Dataset entries:

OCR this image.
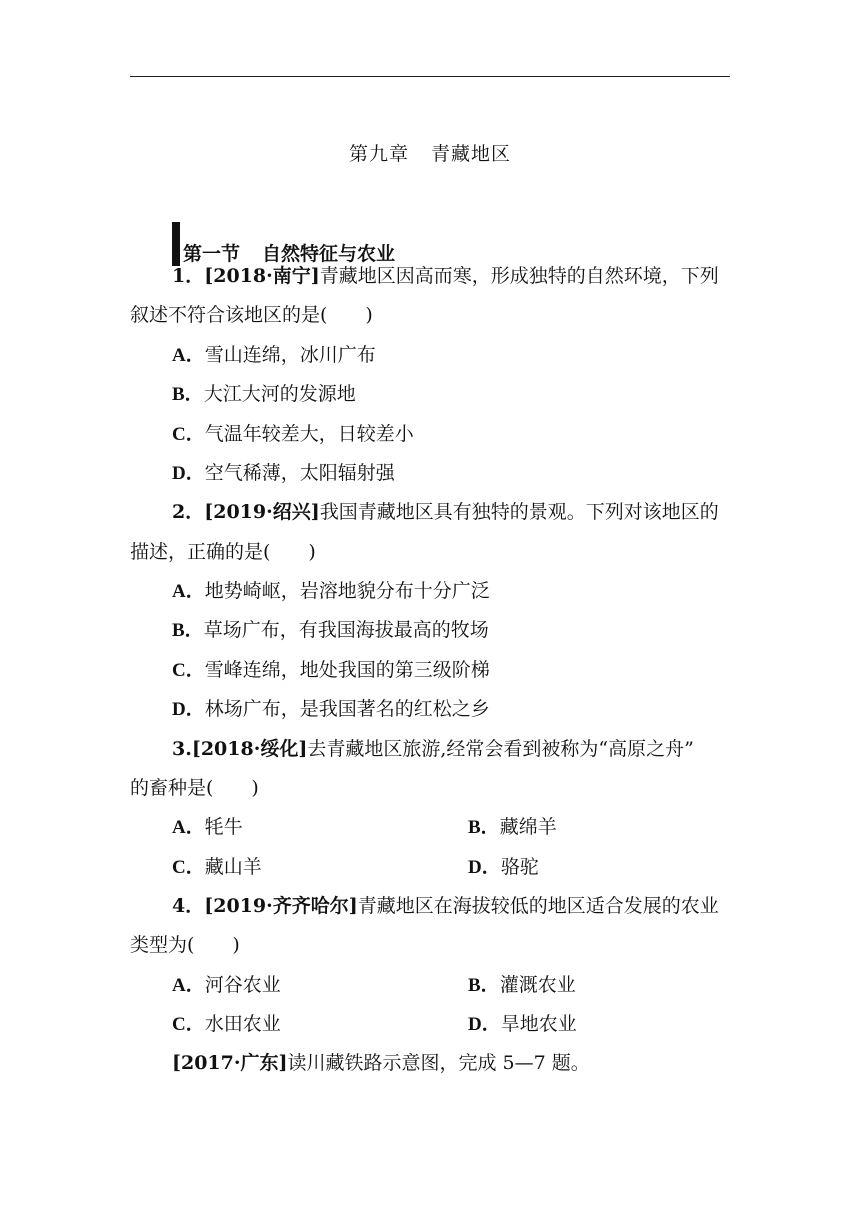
第九章 青藏地区
第一节 自然特征与农业
1．[2018·南宁]青藏地区因高而寒，形成独特的自然环境，下列
叙述不符合该地区的是(　　)
A．雪山连绵，冰川广布
B．大江大河的发源地
C．气温年较差大，日较差小
D．空气稀薄，太阳辐射强
2．[2019·绍兴]我国青藏地区具有独特的景观。下列对该地区的
描述，正确的是(　　)
A．地势崎岖，岩溶地貌分布十分广泛
B．草场广布，有我国海拔最高的牧场
C．雪峰连绵，地处我国的第三级阶梯
D．林场广布，是我国著名的红松之乡
3.[2018·绥化]去青藏地区旅游,经常会看到被称为“高原之舟”
的畜种是(　　)
A．牦牛	B．藏绵羊
C．藏山羊	D．骆驼
4．[2019·齐齐哈尔]青藏地区在海拔较低的地区适合发展的农业
类型为(　　)
A．河谷农业	B．灌溉农业
C．水田农业	D．旱地农业
[2017·广东]读川藏铁路示意图，完成 5—7 题。
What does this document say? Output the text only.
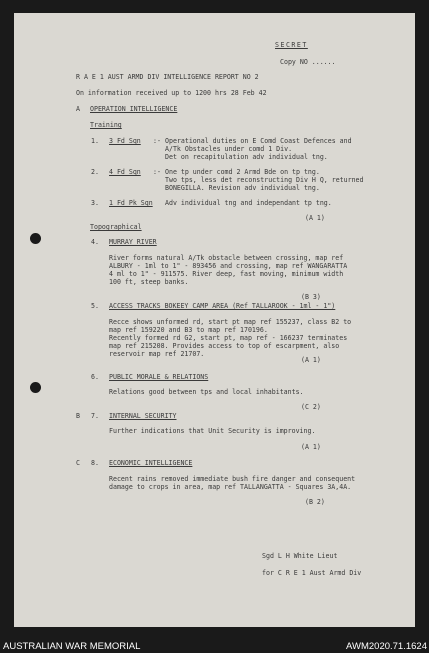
SECRET
Copy NO ......
R A E 1 AUST ARMD DIV INTELLIGENCE REPORT NO 2
On information received up to 1200 hrs 28 Feb 42
A OPERATION INTELLIGENCE
Training
1. 3 Fd Sqn :- Operational duties on E Comd Coast Defences and
A/Tk Obstacles under comd 1 Div.
Det on recapitulation adv individual tng.
2. 4 Fd Sqn :- One tp under comd 2 Armd Bde on tp tng.
Two tps, less det reconstructing Div H Q, returned
BONEGILLA. Revision adv individual tng.
3. 1 Fd Pk Sqn Adv individual tng and independant tp tng.
(A 1)
Topographical
4. MURRAY RIVER
River forms natural A/Tk obstacle between crossing, map ref
ALBURY - 1ml to 1" - 893456 and crossing, map ref WANGARATTA
4 ml to 1" - 911575. River deep, fast moving, minimum width
100 ft, steep banks.
(B 3)
5. ACCESS TRACKS BOKEEY CAMP AREA (Ref TALLAROOK - 1ml - 1")
Recce shows unformed rd, start pt map ref 155237, class B2 to
map ref 159220 and B3 to map ref 170196.
Recently formed rd G2, start pt, map ref - 166237 terminates
map ref 215208. Provides access to top of escarpment, also
reservoir map ref 21707.
(A 1)
6. PUBLIC MORALE & RELATIONS
Relations good between tps and local inhabitants.
(C 2)
B 7. INTERNAL SECURITY
Further indications that Unit Security is improving.
(A 1)
C 8. ECONOMIC INTELLIGENCE
Recent rains removed immediate bush fire danger and consequent
damage to crops in area, map ref TALLANGATTA - Squares 3A,4A.
(B 2)
Sgd L H White Lieut
for C R E 1 Aust Armd Div
AUSTRALIAN WAR MEMORIAL	AWM2020.71.1624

**EXERCISE PROMPT**. Return all the entries word for word, but omit any pictures they contain.

**WRITTEN SOLUTION**.
OCR this image.
第九章 青藏地区
第一节 自然特征与农业
1．[2018·南宁]青藏地区因高而寒，形成独特的自然环境，下列
叙述不符合该地区的是(　　)
A．雪山连绵，冰川广布
B．大江大河的发源地
C．气温年较差大，日较差小
D．空气稀薄，太阳辐射强
2．[2019·绍兴]我国青藏地区具有独特的景观。下列对该地区的
描述，正确的是(　　)
A．地势崎岖，岩溶地貌分布十分广泛
B．草场广布，有我国海拔最高的牧场
C．雪峰连绵，地处我国的第三级阶梯
D．林场广布，是我国著名的红松之乡
3.[2018·绥化]去青藏地区旅游,经常会看到被称为“高原之舟”
的畜种是(　　)
A．牦牛	B．藏绵羊
C．藏山羊	D．骆驼
4．[2019·齐齐哈尔]青藏地区在海拔较低的地区适合发展的农业
类型为(　　)
A．河谷农业	B．灌溉农业
C．水田农业	D．旱地农业
[2017·广东]读川藏铁路示意图，完成 5—7 题。
What does this document say? Output the text only.
SECRET
Copy NO ......
R A E 1 AUST ARMD DIV INTELLIGENCE REPORT NO 2
On information received up to 1200 hrs 28 Feb 42
A OPERATION INTELLIGENCE
Training
1. 3 Fd Sqn :- Operational duties on E Comd Coast Defences and
A/Tk Obstacles under comd 1 Div.
Det on recapitulation adv individual tng.
2. 4 Fd Sqn :- One tp under comd 2 Armd Bde on tp tng.
Two tps, less det reconstructing Div H Q, returned
BONEGILLA. Revision adv individual tng.
3. 1 Fd Pk Sqn Adv individual tng and independant tp tng.
(A 1)
Topographical
4. MURRAY RIVER
River forms natural A/Tk obstacle between crossing, map ref
ALBURY - 1ml to 1" - 893456 and crossing, map ref WANGARATTA
4 ml to 1" - 911575. River deep, fast moving, minimum width
100 ft, steep banks.
(B 3)
5. ACCESS TRACKS BOKEEY CAMP AREA (Ref TALLAROOK - 1ml - 1")
Recce shows unformed rd, start pt map ref 155237, class B2 to
map ref 159220 and B3 to map ref 170196.
Recently formed rd G2, start pt, map ref - 166237 terminates
map ref 215208. Provides access to top of escarpment, also
reservoir map ref 21707.
(A 1)
6. PUBLIC MORALE & RELATIONS
Relations good between tps and local inhabitants.
(C 2)
B 7. INTERNAL SECURITY
Further indications that Unit Security is improving.
(A 1)
C 8. ECONOMIC INTELLIGENCE
Recent rains removed immediate bush fire danger and consequent
damage to crops in area, map ref TALLANGATTA - Squares 3A,4A.
(B 2)
Sgd L H White Lieut
for C R E 1 Aust Armd Div
AUSTRALIAN WAR MEMORIAL	AWM2020.71.1624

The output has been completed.